What to produce:
Search the records that follow and extract every line containing the string "juzgar".

Source data:
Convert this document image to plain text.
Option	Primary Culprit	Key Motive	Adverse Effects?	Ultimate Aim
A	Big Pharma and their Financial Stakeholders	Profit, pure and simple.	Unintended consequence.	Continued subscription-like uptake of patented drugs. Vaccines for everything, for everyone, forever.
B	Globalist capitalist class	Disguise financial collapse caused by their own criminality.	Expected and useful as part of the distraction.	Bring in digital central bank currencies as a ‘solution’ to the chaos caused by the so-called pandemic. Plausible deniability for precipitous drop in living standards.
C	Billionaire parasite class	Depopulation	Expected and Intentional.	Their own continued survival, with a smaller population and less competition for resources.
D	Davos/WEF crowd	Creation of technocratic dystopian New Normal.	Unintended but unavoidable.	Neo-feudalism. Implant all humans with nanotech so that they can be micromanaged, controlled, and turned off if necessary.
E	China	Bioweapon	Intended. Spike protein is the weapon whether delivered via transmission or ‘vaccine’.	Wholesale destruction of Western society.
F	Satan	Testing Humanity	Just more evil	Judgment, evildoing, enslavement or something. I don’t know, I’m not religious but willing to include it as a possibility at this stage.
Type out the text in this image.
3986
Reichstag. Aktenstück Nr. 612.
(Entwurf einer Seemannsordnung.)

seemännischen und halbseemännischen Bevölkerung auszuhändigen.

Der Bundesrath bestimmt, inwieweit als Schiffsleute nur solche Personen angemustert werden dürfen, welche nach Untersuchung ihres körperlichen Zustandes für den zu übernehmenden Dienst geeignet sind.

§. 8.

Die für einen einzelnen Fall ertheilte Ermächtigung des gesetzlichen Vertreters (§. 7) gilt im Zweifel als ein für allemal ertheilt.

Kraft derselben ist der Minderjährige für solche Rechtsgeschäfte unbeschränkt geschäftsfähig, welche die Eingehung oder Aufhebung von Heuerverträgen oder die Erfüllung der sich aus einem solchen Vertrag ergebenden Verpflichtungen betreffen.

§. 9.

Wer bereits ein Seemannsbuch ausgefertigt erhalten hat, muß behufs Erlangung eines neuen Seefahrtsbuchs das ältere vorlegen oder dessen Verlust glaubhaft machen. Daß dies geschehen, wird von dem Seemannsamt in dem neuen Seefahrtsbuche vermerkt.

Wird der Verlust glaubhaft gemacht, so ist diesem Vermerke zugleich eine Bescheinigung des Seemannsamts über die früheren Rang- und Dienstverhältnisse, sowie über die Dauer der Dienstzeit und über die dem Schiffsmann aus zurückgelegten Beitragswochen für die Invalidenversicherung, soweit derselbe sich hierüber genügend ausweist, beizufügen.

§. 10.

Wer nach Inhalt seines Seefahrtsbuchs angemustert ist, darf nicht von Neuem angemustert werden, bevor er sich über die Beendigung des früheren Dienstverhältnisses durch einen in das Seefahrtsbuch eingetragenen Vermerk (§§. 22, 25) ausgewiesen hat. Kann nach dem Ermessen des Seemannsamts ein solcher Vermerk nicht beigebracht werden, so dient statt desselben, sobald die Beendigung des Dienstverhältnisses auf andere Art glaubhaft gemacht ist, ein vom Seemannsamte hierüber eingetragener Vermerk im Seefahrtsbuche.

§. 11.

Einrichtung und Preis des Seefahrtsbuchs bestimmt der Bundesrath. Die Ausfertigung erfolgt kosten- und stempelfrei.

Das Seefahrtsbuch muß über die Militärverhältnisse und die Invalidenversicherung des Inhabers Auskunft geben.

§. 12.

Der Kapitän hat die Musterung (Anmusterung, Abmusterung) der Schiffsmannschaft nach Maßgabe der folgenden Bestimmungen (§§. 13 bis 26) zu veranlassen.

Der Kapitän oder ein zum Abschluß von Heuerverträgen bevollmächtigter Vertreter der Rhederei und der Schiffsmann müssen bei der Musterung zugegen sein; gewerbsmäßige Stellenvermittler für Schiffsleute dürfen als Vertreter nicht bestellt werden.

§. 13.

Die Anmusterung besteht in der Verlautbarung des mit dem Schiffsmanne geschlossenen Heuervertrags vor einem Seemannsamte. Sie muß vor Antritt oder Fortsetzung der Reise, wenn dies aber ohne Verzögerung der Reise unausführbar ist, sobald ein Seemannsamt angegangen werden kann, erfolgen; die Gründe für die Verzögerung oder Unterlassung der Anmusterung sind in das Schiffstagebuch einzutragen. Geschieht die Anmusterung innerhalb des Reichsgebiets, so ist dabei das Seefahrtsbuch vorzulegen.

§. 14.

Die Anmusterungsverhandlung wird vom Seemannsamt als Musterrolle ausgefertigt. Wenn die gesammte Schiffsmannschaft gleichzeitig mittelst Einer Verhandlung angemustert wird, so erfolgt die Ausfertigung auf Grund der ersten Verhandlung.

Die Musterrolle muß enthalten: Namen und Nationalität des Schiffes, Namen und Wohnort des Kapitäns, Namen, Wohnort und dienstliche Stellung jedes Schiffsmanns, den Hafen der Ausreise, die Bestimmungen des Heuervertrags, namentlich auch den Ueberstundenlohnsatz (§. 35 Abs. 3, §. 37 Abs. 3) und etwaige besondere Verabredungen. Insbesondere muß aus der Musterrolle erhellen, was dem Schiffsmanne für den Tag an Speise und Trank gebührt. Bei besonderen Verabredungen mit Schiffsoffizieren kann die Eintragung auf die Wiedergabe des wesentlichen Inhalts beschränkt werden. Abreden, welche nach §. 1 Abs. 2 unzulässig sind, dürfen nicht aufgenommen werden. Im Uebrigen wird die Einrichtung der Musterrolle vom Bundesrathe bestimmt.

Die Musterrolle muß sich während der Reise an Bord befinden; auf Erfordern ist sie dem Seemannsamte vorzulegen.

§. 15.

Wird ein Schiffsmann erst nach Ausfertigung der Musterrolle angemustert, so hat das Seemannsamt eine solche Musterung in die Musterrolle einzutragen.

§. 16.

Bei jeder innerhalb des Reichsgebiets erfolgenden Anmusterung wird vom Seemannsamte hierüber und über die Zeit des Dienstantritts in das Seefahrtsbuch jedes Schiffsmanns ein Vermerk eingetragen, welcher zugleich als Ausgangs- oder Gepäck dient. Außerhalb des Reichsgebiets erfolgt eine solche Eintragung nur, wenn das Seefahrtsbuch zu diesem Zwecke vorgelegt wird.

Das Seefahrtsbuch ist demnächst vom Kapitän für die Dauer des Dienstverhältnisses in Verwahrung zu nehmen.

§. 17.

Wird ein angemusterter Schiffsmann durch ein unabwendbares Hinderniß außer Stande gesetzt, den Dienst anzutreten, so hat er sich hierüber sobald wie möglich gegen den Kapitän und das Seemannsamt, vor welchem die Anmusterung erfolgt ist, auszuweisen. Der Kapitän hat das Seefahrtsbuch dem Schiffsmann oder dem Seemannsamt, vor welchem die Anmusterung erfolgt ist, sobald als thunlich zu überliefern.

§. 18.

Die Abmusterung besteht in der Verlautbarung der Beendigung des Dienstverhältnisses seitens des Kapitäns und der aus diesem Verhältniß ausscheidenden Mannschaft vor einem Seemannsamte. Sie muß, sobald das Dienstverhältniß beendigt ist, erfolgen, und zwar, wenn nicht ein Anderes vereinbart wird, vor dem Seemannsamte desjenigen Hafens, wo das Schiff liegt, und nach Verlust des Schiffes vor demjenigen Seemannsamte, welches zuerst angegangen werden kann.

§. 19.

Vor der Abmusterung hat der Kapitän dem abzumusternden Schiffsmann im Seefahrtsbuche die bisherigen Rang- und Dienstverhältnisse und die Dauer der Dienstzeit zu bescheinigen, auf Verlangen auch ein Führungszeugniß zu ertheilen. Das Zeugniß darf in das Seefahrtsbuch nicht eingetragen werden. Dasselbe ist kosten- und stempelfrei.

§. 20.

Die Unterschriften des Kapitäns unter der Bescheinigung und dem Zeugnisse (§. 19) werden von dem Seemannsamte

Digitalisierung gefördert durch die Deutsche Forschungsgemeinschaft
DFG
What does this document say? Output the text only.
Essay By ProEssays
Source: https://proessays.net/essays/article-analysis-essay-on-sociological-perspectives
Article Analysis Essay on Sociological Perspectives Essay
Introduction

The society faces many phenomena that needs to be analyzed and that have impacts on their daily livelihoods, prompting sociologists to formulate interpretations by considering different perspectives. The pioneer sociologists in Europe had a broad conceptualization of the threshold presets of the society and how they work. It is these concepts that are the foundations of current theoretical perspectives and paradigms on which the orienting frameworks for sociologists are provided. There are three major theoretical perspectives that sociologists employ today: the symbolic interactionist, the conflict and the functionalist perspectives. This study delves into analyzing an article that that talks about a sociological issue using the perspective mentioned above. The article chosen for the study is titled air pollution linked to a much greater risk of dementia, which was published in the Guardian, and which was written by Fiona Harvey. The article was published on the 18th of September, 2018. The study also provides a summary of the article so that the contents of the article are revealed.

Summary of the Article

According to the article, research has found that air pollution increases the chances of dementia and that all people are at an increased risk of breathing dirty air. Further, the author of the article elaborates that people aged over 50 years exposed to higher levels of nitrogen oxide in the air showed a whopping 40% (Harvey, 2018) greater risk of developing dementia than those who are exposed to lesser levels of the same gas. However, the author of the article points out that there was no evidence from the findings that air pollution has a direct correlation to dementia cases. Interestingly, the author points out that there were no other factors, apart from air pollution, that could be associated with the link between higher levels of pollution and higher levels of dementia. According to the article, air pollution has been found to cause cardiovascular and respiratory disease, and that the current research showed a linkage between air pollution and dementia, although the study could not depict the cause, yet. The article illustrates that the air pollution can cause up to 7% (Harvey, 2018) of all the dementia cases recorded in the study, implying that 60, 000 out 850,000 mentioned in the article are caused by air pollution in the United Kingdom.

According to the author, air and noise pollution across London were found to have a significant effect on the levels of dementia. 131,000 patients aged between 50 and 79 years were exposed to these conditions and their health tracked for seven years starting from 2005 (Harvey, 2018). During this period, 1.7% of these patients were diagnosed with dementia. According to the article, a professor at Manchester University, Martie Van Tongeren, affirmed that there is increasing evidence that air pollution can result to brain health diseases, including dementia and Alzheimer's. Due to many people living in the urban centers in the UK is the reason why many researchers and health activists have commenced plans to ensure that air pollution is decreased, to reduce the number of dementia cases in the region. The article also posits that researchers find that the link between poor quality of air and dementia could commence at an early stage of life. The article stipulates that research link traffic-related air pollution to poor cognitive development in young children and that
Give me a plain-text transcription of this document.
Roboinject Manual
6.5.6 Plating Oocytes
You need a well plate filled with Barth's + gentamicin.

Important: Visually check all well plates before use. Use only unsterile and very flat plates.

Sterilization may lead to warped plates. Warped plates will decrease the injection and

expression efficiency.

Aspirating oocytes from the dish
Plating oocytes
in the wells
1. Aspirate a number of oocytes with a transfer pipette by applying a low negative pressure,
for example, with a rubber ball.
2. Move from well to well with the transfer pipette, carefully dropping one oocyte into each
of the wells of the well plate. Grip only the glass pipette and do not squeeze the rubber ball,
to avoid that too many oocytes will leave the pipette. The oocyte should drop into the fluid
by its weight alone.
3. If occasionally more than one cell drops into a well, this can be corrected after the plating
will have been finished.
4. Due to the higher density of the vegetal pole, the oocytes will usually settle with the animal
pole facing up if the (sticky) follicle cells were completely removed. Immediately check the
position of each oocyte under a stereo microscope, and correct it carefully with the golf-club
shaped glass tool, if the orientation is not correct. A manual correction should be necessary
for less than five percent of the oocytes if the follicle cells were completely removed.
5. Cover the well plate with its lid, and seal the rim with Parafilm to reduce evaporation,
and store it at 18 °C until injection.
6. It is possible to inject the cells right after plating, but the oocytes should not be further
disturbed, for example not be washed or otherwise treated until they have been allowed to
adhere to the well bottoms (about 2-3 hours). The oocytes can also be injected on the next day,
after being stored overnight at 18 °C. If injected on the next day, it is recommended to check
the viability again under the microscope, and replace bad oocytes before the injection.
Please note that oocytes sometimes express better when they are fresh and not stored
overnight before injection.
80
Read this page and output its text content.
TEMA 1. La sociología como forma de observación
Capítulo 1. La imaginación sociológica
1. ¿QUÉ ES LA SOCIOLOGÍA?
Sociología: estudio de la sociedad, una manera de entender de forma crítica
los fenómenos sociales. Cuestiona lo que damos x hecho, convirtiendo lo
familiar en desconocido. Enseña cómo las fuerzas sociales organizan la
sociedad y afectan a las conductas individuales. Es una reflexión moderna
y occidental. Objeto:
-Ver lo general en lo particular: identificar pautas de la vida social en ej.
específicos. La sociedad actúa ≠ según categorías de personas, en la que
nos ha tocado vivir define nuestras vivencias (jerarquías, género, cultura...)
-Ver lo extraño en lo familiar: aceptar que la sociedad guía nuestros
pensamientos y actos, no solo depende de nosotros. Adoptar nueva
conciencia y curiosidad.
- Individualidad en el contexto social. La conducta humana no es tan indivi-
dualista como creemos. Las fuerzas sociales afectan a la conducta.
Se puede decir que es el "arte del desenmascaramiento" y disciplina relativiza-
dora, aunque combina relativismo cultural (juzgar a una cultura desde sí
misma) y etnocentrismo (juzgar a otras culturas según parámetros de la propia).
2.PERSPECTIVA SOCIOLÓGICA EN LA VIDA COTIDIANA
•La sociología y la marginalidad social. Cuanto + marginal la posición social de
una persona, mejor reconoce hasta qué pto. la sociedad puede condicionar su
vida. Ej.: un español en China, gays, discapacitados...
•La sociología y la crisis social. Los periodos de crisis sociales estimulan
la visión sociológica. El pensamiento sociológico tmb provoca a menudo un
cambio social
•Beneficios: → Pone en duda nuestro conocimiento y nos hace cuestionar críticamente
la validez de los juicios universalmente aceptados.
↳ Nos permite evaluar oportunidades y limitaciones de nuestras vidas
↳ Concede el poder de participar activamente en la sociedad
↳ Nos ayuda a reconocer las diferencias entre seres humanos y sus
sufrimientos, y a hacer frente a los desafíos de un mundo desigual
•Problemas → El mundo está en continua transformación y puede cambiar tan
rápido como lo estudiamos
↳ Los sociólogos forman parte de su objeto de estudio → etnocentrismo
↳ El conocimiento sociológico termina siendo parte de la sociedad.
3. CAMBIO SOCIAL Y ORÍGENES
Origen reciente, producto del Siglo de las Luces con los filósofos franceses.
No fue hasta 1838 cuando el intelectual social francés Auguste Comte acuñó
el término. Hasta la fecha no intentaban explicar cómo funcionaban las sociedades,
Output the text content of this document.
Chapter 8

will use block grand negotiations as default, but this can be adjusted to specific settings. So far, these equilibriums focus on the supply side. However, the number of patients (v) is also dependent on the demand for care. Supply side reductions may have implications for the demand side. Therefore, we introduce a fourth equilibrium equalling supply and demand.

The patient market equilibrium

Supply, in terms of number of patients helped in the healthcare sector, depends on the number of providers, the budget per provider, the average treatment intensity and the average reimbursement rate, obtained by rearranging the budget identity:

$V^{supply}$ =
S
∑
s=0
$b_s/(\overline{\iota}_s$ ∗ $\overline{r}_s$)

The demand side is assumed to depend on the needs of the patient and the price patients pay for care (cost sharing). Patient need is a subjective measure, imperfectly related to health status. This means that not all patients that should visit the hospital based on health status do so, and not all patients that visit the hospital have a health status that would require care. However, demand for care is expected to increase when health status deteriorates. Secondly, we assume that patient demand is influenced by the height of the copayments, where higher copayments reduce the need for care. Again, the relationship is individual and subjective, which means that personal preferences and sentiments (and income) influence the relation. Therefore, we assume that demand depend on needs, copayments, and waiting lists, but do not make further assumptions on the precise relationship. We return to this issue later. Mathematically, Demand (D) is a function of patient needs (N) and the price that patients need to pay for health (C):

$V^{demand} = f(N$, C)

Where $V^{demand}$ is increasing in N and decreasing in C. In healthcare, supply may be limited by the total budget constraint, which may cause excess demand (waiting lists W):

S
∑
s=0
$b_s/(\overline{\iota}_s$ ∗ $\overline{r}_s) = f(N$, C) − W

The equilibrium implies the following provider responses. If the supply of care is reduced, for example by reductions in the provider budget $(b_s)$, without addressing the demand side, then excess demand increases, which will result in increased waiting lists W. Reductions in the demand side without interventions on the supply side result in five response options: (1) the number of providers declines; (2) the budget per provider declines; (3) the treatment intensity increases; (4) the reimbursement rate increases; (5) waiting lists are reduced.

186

Output below:
dora, aunque combina relativismo cultural (juzgar a una cultura desde sí
misma) y etnocentrismo (juzgar a otras culturas según parámetros de la propia).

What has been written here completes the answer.